_Request_
Locate every line in the records below that holds the word "grid" and return each one.

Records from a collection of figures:
##############################
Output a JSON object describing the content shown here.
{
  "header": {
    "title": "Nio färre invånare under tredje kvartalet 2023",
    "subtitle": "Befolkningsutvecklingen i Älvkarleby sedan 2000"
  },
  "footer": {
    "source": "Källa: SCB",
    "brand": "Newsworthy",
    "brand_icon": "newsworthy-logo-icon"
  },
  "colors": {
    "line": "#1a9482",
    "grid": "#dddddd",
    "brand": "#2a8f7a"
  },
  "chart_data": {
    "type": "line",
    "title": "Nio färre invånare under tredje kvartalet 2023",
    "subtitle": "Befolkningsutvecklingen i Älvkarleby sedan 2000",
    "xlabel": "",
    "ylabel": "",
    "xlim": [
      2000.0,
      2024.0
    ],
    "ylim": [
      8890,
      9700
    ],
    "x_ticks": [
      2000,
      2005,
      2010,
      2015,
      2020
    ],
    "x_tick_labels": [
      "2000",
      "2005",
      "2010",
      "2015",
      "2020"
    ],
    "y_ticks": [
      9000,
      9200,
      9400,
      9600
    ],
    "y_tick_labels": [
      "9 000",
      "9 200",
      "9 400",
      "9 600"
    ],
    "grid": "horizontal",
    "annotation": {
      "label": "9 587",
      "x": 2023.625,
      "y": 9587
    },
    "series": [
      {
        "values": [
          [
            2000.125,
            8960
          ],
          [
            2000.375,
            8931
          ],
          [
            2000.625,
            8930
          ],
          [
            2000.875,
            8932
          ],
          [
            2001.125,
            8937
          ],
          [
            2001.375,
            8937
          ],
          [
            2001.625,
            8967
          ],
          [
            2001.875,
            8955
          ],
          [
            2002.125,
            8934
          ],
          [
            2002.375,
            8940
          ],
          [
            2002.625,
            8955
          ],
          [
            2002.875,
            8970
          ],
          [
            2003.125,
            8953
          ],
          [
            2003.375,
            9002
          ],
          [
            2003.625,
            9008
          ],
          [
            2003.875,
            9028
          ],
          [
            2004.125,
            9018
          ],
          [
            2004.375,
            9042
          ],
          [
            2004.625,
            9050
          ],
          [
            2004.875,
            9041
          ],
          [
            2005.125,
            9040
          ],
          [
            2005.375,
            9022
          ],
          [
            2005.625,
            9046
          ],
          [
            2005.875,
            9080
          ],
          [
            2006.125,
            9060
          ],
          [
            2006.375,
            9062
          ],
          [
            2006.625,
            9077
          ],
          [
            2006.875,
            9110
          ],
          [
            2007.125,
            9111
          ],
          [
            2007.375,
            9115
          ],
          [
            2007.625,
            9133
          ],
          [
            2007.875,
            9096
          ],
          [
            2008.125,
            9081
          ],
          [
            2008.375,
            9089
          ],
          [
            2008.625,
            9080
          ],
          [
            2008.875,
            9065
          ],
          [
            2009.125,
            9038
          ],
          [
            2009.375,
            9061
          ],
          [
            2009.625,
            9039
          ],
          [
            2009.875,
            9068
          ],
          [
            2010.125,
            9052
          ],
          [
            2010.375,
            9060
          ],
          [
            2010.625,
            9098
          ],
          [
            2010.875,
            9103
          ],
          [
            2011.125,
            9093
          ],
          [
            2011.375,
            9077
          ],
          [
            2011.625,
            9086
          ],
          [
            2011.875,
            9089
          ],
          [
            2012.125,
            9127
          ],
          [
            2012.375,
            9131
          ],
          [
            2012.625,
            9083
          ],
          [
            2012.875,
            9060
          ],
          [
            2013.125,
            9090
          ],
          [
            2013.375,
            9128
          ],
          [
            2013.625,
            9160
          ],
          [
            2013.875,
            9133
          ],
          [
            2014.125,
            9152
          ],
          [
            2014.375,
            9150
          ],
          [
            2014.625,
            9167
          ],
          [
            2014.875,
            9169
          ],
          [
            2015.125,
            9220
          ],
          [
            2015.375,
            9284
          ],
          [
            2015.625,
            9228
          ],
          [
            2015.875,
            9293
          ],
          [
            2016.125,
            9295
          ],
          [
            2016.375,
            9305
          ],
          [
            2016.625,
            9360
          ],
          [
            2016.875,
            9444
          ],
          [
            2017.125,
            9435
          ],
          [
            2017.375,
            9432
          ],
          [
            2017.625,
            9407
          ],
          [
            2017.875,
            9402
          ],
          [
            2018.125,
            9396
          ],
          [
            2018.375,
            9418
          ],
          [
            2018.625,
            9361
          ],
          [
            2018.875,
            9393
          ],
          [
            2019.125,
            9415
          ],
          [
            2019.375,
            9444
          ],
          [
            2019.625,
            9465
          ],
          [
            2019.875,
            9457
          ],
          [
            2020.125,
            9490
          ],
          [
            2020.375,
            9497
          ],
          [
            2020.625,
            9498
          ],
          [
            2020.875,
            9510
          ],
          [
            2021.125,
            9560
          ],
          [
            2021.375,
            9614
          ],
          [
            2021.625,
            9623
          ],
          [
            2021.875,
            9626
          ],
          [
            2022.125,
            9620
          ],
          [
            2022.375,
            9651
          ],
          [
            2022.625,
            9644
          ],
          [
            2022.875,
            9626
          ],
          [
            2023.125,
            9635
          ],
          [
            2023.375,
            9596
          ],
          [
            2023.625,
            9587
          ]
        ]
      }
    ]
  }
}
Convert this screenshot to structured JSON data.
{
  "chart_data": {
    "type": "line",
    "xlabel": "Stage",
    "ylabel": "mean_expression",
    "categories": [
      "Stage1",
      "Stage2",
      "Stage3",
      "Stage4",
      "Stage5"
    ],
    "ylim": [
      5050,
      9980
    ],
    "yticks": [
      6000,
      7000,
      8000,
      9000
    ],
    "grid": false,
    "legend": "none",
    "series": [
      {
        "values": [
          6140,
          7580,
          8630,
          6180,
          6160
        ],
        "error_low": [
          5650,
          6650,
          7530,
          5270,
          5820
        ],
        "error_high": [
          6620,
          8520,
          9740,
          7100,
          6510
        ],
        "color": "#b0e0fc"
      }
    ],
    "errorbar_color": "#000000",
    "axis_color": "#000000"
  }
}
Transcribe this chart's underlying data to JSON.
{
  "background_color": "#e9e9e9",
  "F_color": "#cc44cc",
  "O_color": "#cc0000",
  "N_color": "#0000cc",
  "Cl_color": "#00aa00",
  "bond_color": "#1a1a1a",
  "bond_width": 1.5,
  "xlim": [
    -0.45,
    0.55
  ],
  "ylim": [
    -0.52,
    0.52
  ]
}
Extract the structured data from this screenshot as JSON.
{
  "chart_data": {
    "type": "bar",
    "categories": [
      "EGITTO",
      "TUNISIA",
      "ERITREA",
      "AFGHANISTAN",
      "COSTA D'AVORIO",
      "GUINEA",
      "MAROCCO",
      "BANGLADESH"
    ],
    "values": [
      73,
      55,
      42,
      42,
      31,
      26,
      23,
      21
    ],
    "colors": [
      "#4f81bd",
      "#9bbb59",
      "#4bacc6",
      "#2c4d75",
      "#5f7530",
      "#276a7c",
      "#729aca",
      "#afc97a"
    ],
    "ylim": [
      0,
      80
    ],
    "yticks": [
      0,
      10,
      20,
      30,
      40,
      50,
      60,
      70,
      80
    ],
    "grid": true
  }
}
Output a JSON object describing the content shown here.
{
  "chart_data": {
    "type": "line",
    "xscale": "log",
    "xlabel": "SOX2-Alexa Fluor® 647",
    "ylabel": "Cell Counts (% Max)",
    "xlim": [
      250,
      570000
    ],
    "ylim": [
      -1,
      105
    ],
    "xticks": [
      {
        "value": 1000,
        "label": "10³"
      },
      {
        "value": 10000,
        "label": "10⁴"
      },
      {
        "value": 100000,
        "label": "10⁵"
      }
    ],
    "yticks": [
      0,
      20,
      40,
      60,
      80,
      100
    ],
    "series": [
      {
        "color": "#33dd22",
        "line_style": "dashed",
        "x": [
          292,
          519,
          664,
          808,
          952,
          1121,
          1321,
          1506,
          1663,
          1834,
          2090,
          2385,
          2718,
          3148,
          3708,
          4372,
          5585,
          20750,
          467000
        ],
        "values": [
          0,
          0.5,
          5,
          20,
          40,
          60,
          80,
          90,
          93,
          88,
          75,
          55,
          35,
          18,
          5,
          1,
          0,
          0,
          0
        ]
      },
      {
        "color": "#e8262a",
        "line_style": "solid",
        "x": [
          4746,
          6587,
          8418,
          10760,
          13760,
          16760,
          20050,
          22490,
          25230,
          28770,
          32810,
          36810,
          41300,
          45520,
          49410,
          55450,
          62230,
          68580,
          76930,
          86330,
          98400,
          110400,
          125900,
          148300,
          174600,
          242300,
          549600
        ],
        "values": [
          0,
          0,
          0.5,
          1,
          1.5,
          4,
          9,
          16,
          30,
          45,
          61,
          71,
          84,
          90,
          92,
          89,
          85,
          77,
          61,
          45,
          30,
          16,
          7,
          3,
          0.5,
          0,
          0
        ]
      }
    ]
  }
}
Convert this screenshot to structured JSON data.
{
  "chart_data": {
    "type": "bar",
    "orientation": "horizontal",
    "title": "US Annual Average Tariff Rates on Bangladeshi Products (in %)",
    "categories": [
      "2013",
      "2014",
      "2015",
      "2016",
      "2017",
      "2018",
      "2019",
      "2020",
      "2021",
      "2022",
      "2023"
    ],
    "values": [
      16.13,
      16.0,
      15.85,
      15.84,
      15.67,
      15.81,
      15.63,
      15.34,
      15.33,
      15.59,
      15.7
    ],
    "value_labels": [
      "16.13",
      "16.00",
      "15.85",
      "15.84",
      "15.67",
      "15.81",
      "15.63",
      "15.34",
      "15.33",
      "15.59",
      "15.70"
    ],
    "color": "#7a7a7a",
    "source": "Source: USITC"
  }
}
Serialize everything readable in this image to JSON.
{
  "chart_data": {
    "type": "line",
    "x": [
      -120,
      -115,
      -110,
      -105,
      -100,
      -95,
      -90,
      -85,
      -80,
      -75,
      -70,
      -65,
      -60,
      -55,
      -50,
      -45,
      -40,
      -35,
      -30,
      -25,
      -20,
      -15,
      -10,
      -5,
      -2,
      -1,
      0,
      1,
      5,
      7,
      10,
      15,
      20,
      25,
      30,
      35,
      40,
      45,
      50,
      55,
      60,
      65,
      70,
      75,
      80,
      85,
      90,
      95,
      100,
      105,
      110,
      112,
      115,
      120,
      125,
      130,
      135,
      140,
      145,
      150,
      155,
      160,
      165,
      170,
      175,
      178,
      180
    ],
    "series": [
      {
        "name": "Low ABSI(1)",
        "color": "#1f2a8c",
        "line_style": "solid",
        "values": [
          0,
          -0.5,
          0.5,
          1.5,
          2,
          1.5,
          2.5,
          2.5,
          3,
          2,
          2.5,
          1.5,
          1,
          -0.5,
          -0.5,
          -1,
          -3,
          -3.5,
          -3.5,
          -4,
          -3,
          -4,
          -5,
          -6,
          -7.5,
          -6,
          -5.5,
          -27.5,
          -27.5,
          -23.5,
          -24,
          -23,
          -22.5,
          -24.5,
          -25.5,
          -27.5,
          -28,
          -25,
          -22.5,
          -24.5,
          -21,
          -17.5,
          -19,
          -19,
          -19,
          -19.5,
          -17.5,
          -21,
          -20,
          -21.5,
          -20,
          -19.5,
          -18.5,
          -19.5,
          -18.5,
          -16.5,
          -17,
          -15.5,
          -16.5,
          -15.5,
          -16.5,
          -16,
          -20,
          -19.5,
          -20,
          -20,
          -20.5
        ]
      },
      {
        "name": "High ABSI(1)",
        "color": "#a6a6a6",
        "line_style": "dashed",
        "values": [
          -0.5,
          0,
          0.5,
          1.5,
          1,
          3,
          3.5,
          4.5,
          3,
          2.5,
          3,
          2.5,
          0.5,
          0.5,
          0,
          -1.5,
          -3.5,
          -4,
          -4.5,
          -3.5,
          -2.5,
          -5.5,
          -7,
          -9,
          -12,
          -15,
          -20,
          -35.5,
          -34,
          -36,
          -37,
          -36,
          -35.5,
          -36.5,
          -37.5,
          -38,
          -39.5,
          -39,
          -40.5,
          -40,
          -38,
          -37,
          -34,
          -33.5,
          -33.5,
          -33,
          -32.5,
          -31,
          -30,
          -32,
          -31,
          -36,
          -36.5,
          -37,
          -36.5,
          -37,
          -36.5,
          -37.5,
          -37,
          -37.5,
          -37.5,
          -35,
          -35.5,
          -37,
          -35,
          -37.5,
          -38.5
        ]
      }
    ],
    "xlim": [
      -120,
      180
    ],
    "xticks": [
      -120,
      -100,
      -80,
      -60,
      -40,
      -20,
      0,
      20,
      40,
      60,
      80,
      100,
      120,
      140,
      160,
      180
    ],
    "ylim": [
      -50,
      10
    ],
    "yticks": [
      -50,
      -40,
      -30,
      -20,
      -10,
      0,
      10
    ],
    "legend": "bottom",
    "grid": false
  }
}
##############################
_Solution for this task_
    "grid": "#dddddd",
    "grid": "horizontal",
    "grid": false,
    "grid": true
    "grid": false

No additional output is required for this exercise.